* **Brief**: Lift every line from the entries that includes the word "fracción".

────────────────────────────────────────

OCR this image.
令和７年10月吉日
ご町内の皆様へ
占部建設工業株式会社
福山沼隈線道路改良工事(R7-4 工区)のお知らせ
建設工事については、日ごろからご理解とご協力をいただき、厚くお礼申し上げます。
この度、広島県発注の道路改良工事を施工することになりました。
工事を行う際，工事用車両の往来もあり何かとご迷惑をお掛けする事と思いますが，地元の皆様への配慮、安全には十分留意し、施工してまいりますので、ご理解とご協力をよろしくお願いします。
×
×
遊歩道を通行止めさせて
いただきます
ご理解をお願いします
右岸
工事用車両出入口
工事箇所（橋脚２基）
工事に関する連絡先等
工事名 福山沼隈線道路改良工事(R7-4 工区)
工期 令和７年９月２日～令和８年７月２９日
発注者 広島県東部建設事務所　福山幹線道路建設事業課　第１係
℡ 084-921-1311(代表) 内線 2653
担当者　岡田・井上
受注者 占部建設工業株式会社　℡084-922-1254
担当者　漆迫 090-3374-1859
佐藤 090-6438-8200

────────────────────────────────────────

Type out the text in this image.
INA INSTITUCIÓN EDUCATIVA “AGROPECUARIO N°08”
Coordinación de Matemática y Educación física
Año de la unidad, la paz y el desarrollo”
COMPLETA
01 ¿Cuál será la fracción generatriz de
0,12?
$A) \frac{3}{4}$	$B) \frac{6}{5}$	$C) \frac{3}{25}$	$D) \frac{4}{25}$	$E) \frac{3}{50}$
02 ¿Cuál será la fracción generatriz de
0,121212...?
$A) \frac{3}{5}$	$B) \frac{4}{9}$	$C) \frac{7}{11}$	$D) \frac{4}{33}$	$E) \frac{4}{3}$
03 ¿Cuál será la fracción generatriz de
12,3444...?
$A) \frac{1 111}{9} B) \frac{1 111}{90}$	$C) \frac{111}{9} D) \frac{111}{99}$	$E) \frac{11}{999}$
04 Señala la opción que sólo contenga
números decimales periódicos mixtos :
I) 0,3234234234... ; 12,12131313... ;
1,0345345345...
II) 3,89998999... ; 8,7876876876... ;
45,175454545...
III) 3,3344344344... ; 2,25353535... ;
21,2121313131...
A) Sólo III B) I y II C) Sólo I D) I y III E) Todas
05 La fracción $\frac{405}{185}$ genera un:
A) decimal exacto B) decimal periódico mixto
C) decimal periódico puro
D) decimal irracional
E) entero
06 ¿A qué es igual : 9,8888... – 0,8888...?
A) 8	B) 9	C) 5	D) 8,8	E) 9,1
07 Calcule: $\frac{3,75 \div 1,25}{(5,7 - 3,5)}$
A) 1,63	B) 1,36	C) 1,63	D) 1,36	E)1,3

────────────────────────────────────────

* **Task solution**:
01 ¿Cuál será la fracción generatriz de
02 ¿Cuál será la fracción generatriz de
03 ¿Cuál será la fracción generatriz de
05 La fracción $\frac{405}{185}$ genera un:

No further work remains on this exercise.